Setting the Bar for a Green Brexit in Food and Farming

Dr Ludivine Petetin, Dr Viviane Gravey and Dr Brendan Moore share new research into sustainable agri-food systems

As the UK prepares to leave the European Union (EU), the future of agriculture is high on the political agenda. Since the EU Referendum result, the UK Government has repeatedly promised a ‘Green Brexit’, whereby the UK would learn from the mistakes of the CAP and replace it with policies putting the ‘environment first’. But what would this mean in practice, and are current developments going in the right direction? In a new report Setting the Bar for a Green Brexit in Food and Farming, commissioned by the Soil Association, we aim to set the bar for a Green Brexit in food and farming based on new research and case studies of innovative agricultural policies across Europe.

Box coordinate listings:

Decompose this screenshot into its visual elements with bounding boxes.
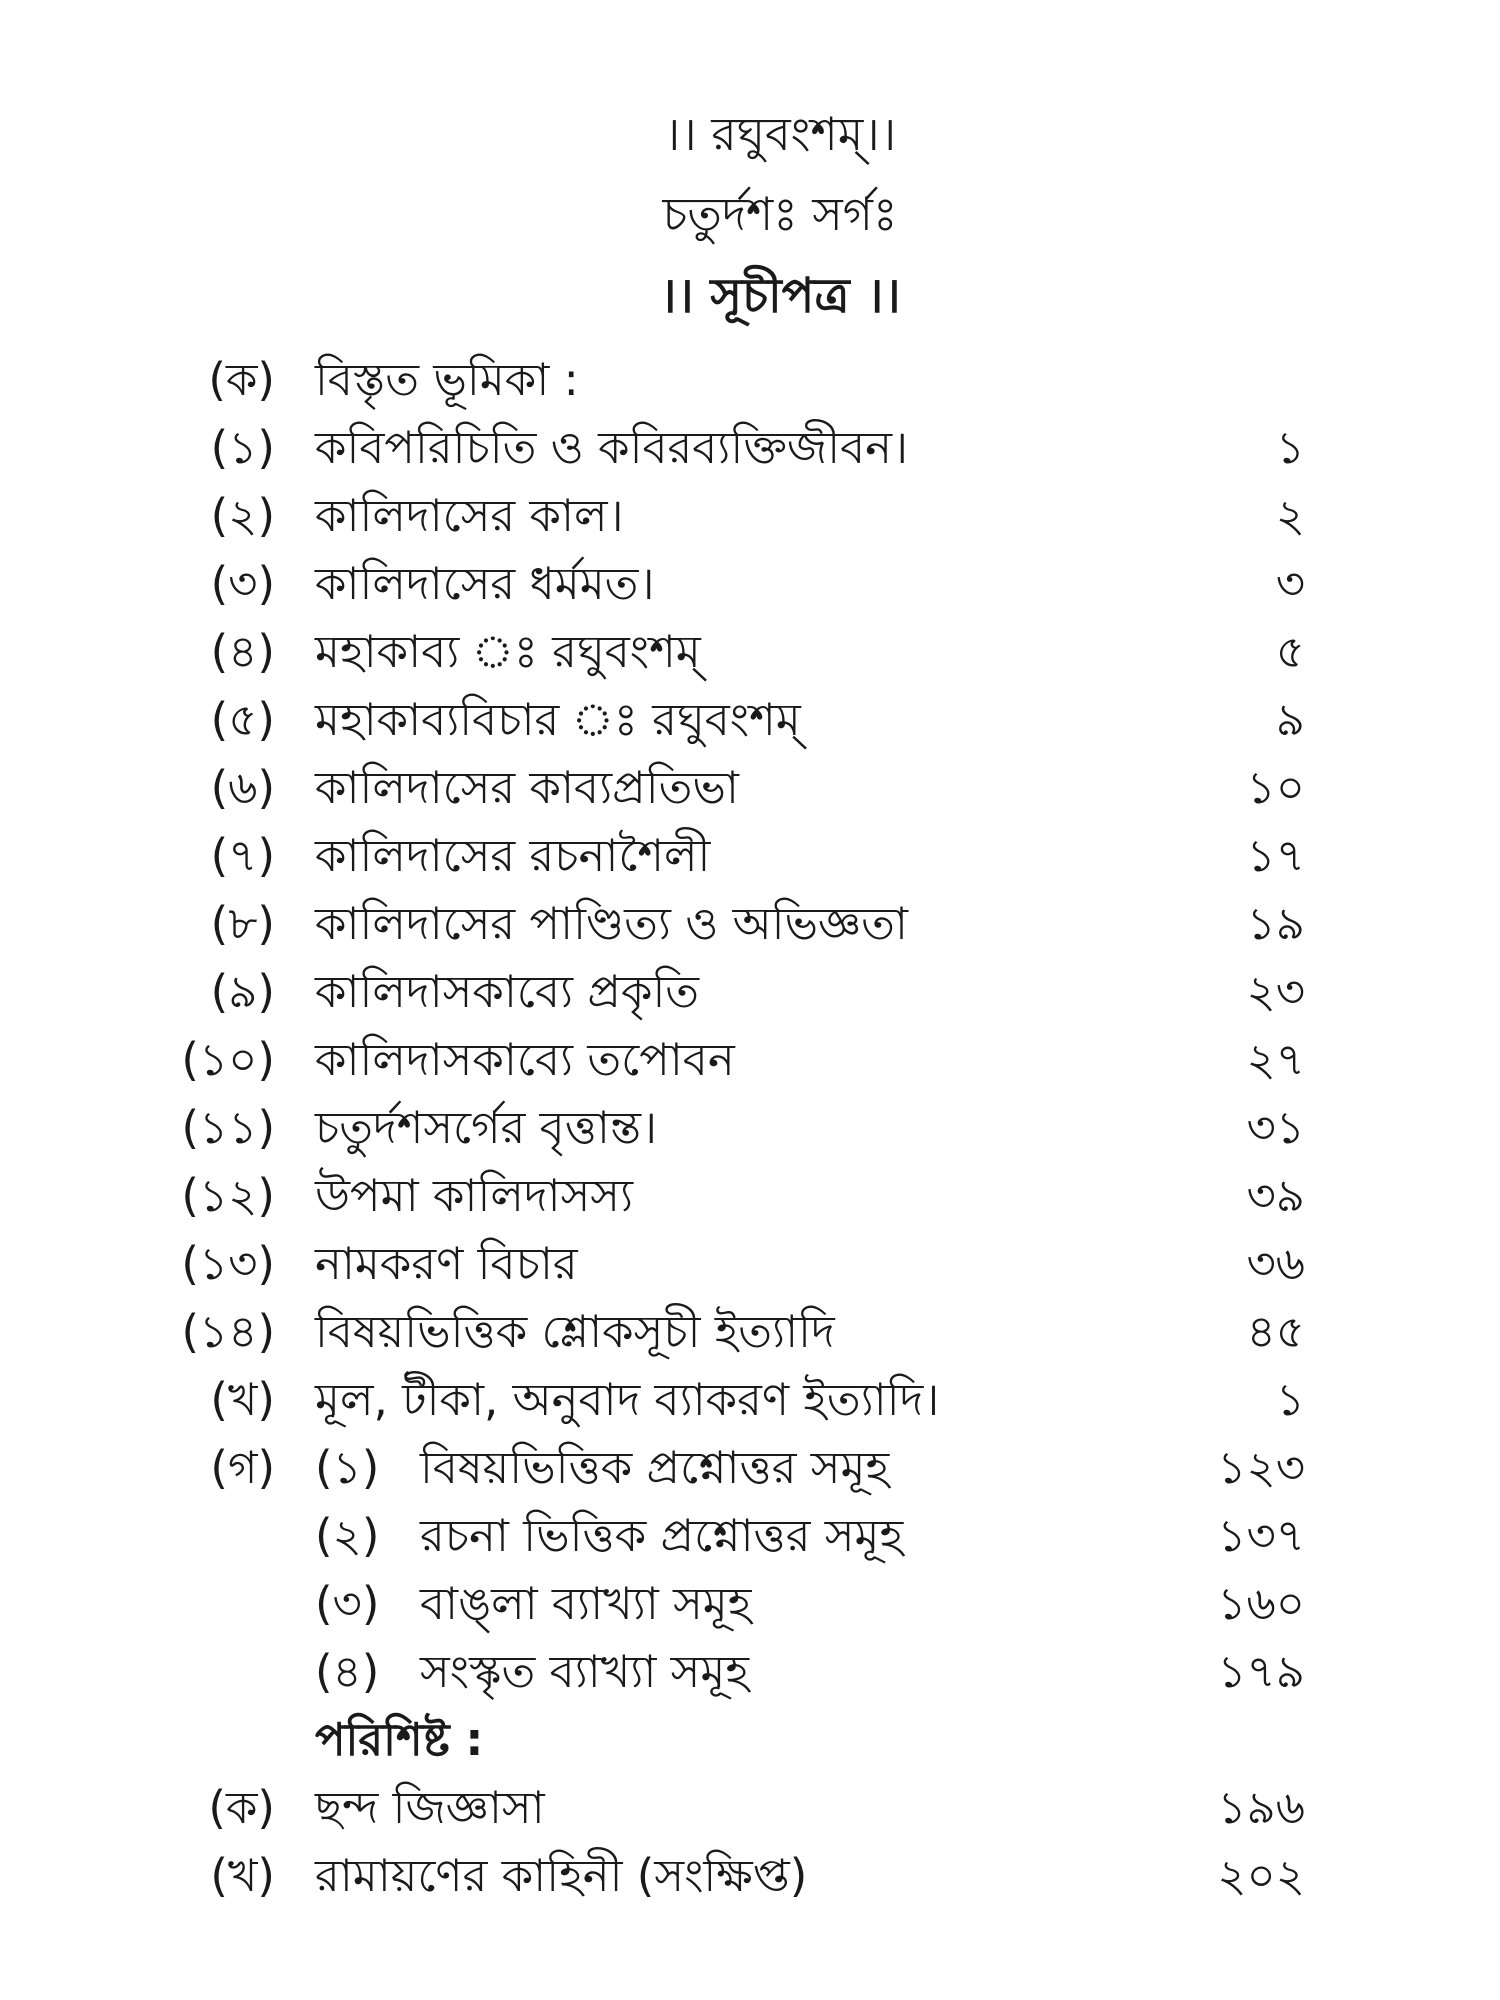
entry-mark: (৩) (210, 557, 275, 610)
toc-entry (0, 690, 1500, 750)
entry-page: ১ (1275, 421, 1305, 474)
entry-mark: (৬) (210, 761, 275, 814)
entry-mark: (১২) (181, 1169, 275, 1222)
entry-page: ৩ (1275, 557, 1305, 610)
entry-title: কালিদাসকাব্যে প্রকৃতি (315, 965, 700, 1018)
subentry-mark: (৪) (315, 1645, 380, 1698)
toc-subentry (0, 1574, 1500, 1634)
entry-page: ১৯৬ (1217, 1781, 1305, 1834)
entry-page: ৫ (1275, 625, 1305, 678)
entry-title: ছন্দ জিজ্ঞাসা (315, 1781, 545, 1834)
entry-mark: (২) (210, 489, 275, 542)
entry-title: কালিদাসের কাল। (315, 489, 624, 542)
contents-heading: ।। সূচীপত্র ।। (659, 268, 901, 324)
entry-title: নামকরণ বিচার (315, 1237, 578, 1290)
toc-entry (0, 350, 1500, 410)
entry-mark: (৮) (210, 897, 275, 950)
entry-page: ২০২ (1217, 1849, 1305, 1902)
toc-entry (0, 418, 1500, 478)
entry-title: মহাকাব্য ঃ রঘুবংশম্ (315, 625, 701, 678)
entry-page: ১৯ (1246, 897, 1305, 950)
toc-entry (0, 758, 1500, 818)
entry-mark: (১০) (181, 1033, 275, 1086)
subentry-page: ১৭৯ (1217, 1645, 1305, 1698)
entry-title: কালিদাসের ধর্মমত। (315, 557, 655, 610)
entry-mark: (৯) (210, 965, 275, 1018)
toc-entry (0, 622, 1500, 682)
entry-title: মহাকাব্যবিচার ঃ রঘুবংশম্ (315, 693, 801, 746)
toc-entry (0, 1098, 1500, 1158)
entry-title: কালিদাসকাব্যে তপোবন (315, 1033, 735, 1086)
toc-entry (0, 1234, 1500, 1294)
entry-page: ৯ (1275, 693, 1305, 746)
entry-page: ২৭ (1246, 1033, 1305, 1086)
entry-page: ৩৬ (1246, 1237, 1305, 1290)
entry-title: উপমা কালিদাসস্য (315, 1169, 634, 1222)
entry-page: ৩১ (1246, 1101, 1305, 1154)
toc-entry (0, 1370, 1500, 1430)
entry-title: চতুর্দশসর্গের বৃত্তান্ত। (315, 1101, 658, 1154)
toc-entry (0, 554, 1500, 614)
subentry-page: ১৬০ (1217, 1577, 1305, 1630)
canto-title: চতুর্দশঃ সর্গঃ (662, 187, 898, 241)
entry-title: বিষয়ভিত্তিক শ্লোকসূচী ইত্যাদি (315, 1305, 835, 1358)
entry-mark: (ক) (208, 353, 275, 406)
entry-title: রামায়ণের কাহিনী (সংক্ষিপ্ত) (315, 1849, 808, 1902)
entry-title: কবিপরিচিতি ও কবিরব্যক্তিজীবন। (315, 421, 909, 474)
subentry-mark: (৩) (315, 1577, 380, 1630)
entry-mark: (১) (210, 421, 275, 474)
toc-entry (0, 1166, 1500, 1226)
entry-mark: (খ) (210, 1849, 275, 1902)
appendix-heading-row (0, 1710, 1500, 1770)
entry-page: ৩৯ (1246, 1169, 1305, 1222)
appendix-entry (0, 1846, 1500, 1906)
appendix-entry (0, 1778, 1500, 1838)
toc-entry (0, 486, 1500, 546)
entry-mark: (১১) (181, 1101, 275, 1154)
subentry-mark: (১) (315, 1441, 380, 1494)
entry-title: বিস্তৃত ভূমিকা : (315, 353, 579, 406)
subentry-title: বিষয়ভিত্তিক প্রশ্নোত্তর সমূহ (420, 1441, 890, 1494)
entry-page: ১ (1275, 1373, 1305, 1426)
entry-mark: (১৪) (181, 1305, 275, 1358)
entry-title: কালিদাসের পাণ্ডিত্য ও অভিজ্ঞতা (315, 897, 908, 950)
entry-page: ১০ (1246, 761, 1305, 814)
toc-subentry (0, 1642, 1500, 1702)
subentry-title: সংস্কৃত ব্যাখ্যা সমূহ (420, 1645, 750, 1698)
entry-mark: (১৩) (181, 1237, 275, 1290)
subentry-title: রচনা ভিত্তিক প্রশ্নোত্তর সমূহ (420, 1509, 904, 1562)
entry-mark: (৪) (210, 625, 275, 678)
toc-entry (0, 826, 1500, 886)
subentry-mark: (২) (315, 1509, 380, 1562)
entry-mark: (খ) (210, 1373, 275, 1426)
entry-page: ২ (1275, 489, 1305, 542)
section-ga-mark: (গ) (210, 1441, 275, 1494)
toc-entry (0, 1030, 1500, 1090)
toc-entry (0, 894, 1500, 954)
subentry-page: ১৩৭ (1217, 1509, 1305, 1562)
entry-title: কালিদাসের রচনাশৈলী (315, 829, 711, 882)
toc-subentry (0, 1506, 1500, 1566)
book-title: ।। রঘুবংশম্।। (663, 107, 897, 161)
entry-page: ১৭ (1246, 829, 1305, 882)
entry-mark: (৭) (210, 829, 275, 882)
subentry-page: ১২৩ (1217, 1441, 1305, 1494)
subentry-title: বাঙ্লা ব্যাখ্যা সমূহ (420, 1577, 752, 1630)
entry-mark: (ক) (208, 1781, 275, 1834)
toc-entry (0, 1302, 1500, 1362)
toc-entry (0, 962, 1500, 1022)
appendix-heading: পরিশিষ্ট : (315, 1713, 484, 1766)
toc-subentry (0, 1438, 1500, 1498)
entry-title: মূল, টীকা, অনুবাদ ব্যাকরণ ইত্যাদি। (315, 1373, 940, 1426)
entry-page: ২৩ (1246, 965, 1305, 1018)
entry-page: ৪৫ (1246, 1305, 1305, 1358)
entry-title: কালিদাসের কাব্যপ্রতিভা (315, 761, 739, 814)
entry-mark: (৫) (210, 693, 275, 746)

__THE TASKS__.
**1.** Print the Green Brexit article from "As the UK prepares" up to and including "policies across Europe.".
**2.** Condense the paragraph of the Green Brexit article that begins "As the UK prepares to leave" into a shorter version that keeps its main facts.
**3.** Pick up the Green Brexit article after its last sentence and continue it.
The items are material separate from the Green Brexit article.

__EXERCISE RESPONSES__.
**1.**
As the UK prepares to leave the European Union (EU), the future of agriculture is high on the political agenda. Since the EU Referendum result, the UK Government has repeatedly promised a ‘Green Brexit’, whereby the UK would learn from the mistakes of the CAP and replace it with policies putting the ‘environment first’. But what would this mean in practice, and are current developments going in the right direction? In a new report Setting the Bar for a Green Brexit in Food and Farming, commissioned by the Soil Association, we aim to set the bar for a Green Brexit in food and farming based on new research and case studies of innovative agricultural policies across Europe.

**2.** With the UK leaving the EU, agriculture's future is a major political issue. The UK Government has repeatedly promised a "Green Brexit" that learns from the CAP's mistakes and replaces it with "environment first" policies. The new report Setting the Bar for a Green Brexit in Food and Farming, commissioned by the Soil Association, asks what this would mean in practice and whether current developments are on track. It aims to set the bar for a Green Brexit in food and farming, drawing on new research and case studies of innovative agricultural policies across Europe.

**3.**
The shadow of the Common Agricultural Policy

Since joining the EU, UK agriculture has been strongly influenced by the Common Agricultural Policy (CAP), leading to strong Europeanisation of agricultural policy in the UK. For over twenty years, the CAP has also been interpreted and implemented differently across the UK’s four nations, which differ in the levels of financial support and the importance of agri-environment-climate payments. Even after Brexit, the CAP will continue to impact farming in the UK due to the close competition between the two markets.

 

Political commitments to policy change in the UK

During the referendum campaign, the Vote Leave campaign presented Brexit as a ‘once-in-a-lifetime’ opportunity to ‘take back control of the regulation of agriculture’, reduce regulatory burdens and continue to financially support farmers.

 

Since June 2016, ministers at UK level have made a number of promises related to food and farming. Three of these commitments are central: to ‘take back control’; to deliver a ‘Green Brexit’ that improves the environment through the provision of ‘public monies for public goods’; and to ensure that international trade negotiations do not lead to a weakening of environmental standards (which will depend both on the future trade relationship with the EU and new free trade agreements with e.g. the United States).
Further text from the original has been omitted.